Items from a figure collection

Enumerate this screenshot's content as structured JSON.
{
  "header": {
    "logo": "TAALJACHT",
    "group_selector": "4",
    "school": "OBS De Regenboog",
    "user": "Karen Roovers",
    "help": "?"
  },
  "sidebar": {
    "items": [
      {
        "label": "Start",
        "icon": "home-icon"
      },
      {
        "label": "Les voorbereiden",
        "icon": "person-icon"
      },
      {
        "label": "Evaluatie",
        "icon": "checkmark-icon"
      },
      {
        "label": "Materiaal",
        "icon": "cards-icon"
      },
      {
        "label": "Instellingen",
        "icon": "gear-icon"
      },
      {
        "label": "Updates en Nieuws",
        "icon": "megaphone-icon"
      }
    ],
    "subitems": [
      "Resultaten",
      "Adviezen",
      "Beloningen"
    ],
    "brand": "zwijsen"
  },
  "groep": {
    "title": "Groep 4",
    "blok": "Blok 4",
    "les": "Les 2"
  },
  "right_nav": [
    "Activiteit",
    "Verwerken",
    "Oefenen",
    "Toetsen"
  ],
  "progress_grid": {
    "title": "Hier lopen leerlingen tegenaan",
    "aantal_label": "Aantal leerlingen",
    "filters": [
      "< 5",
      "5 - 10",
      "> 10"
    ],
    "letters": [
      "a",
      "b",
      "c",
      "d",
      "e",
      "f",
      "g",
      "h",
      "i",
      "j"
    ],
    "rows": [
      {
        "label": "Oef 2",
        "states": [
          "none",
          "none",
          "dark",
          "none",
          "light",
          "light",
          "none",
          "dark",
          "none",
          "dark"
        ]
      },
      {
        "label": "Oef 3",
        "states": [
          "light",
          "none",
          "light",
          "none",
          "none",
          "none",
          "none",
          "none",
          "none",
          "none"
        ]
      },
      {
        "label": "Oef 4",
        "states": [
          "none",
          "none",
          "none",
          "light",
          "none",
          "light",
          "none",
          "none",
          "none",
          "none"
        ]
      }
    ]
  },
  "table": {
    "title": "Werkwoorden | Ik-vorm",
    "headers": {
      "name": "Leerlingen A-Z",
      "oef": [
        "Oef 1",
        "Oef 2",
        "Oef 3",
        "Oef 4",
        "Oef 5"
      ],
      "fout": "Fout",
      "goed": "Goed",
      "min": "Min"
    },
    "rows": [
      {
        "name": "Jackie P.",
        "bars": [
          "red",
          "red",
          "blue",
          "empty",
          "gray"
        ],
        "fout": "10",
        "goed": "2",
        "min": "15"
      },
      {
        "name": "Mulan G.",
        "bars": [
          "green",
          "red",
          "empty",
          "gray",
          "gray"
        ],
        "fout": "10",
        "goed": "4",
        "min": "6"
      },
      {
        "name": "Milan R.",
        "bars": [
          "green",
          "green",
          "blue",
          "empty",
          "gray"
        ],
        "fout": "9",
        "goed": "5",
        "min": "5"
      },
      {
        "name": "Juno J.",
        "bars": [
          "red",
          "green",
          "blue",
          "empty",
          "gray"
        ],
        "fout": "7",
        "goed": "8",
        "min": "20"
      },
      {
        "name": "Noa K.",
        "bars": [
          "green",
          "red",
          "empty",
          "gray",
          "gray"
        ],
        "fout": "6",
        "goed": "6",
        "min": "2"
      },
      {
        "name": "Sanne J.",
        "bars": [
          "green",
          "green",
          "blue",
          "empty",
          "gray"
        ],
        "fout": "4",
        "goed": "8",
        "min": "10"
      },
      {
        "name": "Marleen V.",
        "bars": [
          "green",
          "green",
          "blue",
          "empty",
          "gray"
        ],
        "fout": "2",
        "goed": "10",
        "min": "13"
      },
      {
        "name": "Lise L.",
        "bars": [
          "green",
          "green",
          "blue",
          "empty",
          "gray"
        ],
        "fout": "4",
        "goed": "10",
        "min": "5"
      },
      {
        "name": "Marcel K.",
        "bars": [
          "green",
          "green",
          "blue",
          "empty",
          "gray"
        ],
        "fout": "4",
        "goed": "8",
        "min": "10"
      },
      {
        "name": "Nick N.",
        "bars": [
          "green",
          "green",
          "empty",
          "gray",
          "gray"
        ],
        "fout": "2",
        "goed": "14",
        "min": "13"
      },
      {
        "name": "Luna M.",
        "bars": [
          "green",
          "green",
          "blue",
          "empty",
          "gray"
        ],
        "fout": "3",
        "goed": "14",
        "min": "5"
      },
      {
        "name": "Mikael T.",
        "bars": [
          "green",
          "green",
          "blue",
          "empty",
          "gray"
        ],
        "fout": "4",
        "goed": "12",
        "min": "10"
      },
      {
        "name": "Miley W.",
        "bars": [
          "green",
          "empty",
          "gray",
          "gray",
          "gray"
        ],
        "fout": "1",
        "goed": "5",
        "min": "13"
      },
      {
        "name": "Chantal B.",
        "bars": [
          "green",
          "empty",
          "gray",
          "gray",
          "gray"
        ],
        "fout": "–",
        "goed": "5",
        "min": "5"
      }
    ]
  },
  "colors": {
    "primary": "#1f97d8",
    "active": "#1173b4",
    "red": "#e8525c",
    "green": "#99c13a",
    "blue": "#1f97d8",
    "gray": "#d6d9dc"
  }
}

→ The request:
Return all the data exactly as given.

→ Result below:
Enumerate this screenshot's content as structured JSON.
{
  "header": {
    "logo": "TAALJACHT",
    "group_selector": "4",
    "school": "OBS De Regenboog",
    "user": "Karen Roovers",
    "help": "?"
  },
  "sidebar": {
    "items": [
      {
        "label": "Start",
        "icon": "home-icon"
      },
      {
        "label": "Les voorbereiden",
        "icon": "person-icon"
      },
      {
        "label": "Evaluatie",
        "icon": "checkmark-icon"
      },
      {
        "label": "Materiaal",
        "icon": "cards-icon"
      },
      {
        "label": "Instellingen",
        "icon": "gear-icon"
      },
      {
        "label": "Updates en Nieuws",
        "icon": "megaphone-icon"
      }
    ],
    "subitems": [
      "Resultaten",
      "Adviezen",
      "Beloningen"
    ],
    "brand": "zwijsen"
  },
  "groep": {
    "title": "Groep 4",
    "blok": "Blok 4",
    "les": "Les 2"
  },
  "right_nav": [
    "Activiteit",
    "Verwerken",
    "Oefenen",
    "Toetsen"
  ],
  "progress_grid": {
    "title": "Hier lopen leerlingen tegenaan",
    "aantal_label": "Aantal leerlingen",
    "filters": [
      "< 5",
      "5 - 10",
      "> 10"
    ],
    "letters": [
      "a",
      "b",
      "c",
      "d",
      "e",
      "f",
      "g",
      "h",
      "i",
      "j"
    ],
    "rows": [
      {
        "label": "Oef 2",
        "states": [
          "none",
          "none",
          "dark",
          "none",
          "light",
          "light",
          "none",
          "dark",
          "none",
          "dark"
        ]
      },
      {
        "label": "Oef 3",
        "states": [
          "light",
          "none",
          "light",
          "none",
          "none",
          "none",
          "none",
          "none",
          "none",
          "none"
        ]
      },
      {
        "label": "Oef 4",
        "states": [
          "none",
          "none",
          "none",
          "light",
          "none",
          "light",
          "none",
          "none",
          "none",
          "none"
        ]
      }
    ]
  },
  "table": {
    "title": "Werkwoorden | Ik-vorm",
    "headers": {
      "name": "Leerlingen A-Z",
      "oef": [
        "Oef 1",
        "Oef 2",
        "Oef 3",
        "Oef 4",
        "Oef 5"
      ],
      "fout": "Fout",
      "goed": "Goed",
      "min": "Min"
    },
    "rows": [
      {
        "name": "Jackie P.",
        "bars": [
          "red",
          "red",
          "blue",
          "empty",
          "gray"
        ],
        "fout": "10",
        "goed": "2",
        "min": "15"
      },
      {
        "name": "Mulan G.",
        "bars": [
          "green",
          "red",
          "empty",
          "gray",
          "gray"
        ],
        "fout": "10",
        "goed": "4",
        "min": "6"
      },
      {
        "name": "Milan R.",
        "bars": [
          "green",
          "green",
          "blue",
          "empty",
          "gray"
        ],
        "fout": "9",
        "goed": "5",
        "min": "5"
      },
      {
        "name": "Juno J.",
        "bars": [
          "red",
          "green",
          "blue",
          "empty",
          "gray"
        ],
        "fout": "7",
        "goed": "8",
        "min": "20"
      },
      {
        "name": "Noa K.",
        "bars": [
          "green",
          "red",
          "empty",
          "gray",
          "gray"
        ],
        "fout": "6",
        "goed": "6",
        "min": "2"
      },
      {
        "name": "Sanne J.",
        "bars": [
          "green",
          "green",
          "blue",
          "empty",
          "gray"
        ],
        "fout": "4",
        "goed": "8",
        "min": "10"
      },
      {
        "name": "Marleen V.",
        "bars": [
          "green",
          "green",
          "blue",
          "empty",
          "gray"
        ],
        "fout": "2",
        "goed": "10",
        "min": "13"
      },
      {
        "name": "Lise L.",
        "bars": [
          "green",
          "green",
          "blue",
          "empty",
          "gray"
        ],
        "fout": "4",
        "goed": "10",
        "min": "5"
      },
      {
        "name": "Marcel K.",
        "bars": [
          "green",
          "green",
          "blue",
          "empty",
          "gray"
        ],
        "fout": "4",
        "goed": "8",
        "min": "10"
      },
      {
        "name": "Nick N.",
        "bars": [
          "green",
          "green",
          "empty",
          "gray",
          "gray"
        ],
        "fout": "2",
        "goed": "14",
        "min": "13"
      },
      {
        "name": "Luna M.",
        "bars": [
          "green",
          "green",
          "blue",
          "empty",
          "gray"
        ],
        "fout": "3",
        "goed": "14",
        "min": "5"
      },
      {
        "name": "Mikael T.",
        "bars": [
          "green",
          "green",
          "blue",
          "empty",
          "gray"
        ],
        "fout": "4",
        "goed": "12",
        "min": "10"
      },
      {
        "name": "Miley W.",
        "bars": [
          "green",
          "empty",
          "gray",
          "gray",
          "gray"
        ],
        "fout": "1",
        "goed": "5",
        "min": "13"
      },
      {
        "name": "Chantal B.",
        "bars": [
          "green",
          "empty",
          "gray",
          "gray",
          "gray"
        ],
        "fout": "–",
        "goed": "5",
        "min": "5"
      }
    ]
  },
  "colors": {
    "primary": "#1f97d8",
    "active": "#1173b4",
    "red": "#e8525c",
    "green": "#99c13a",
    "blue": "#1f97d8",
    "gray": "#d6d9dc"
  }
}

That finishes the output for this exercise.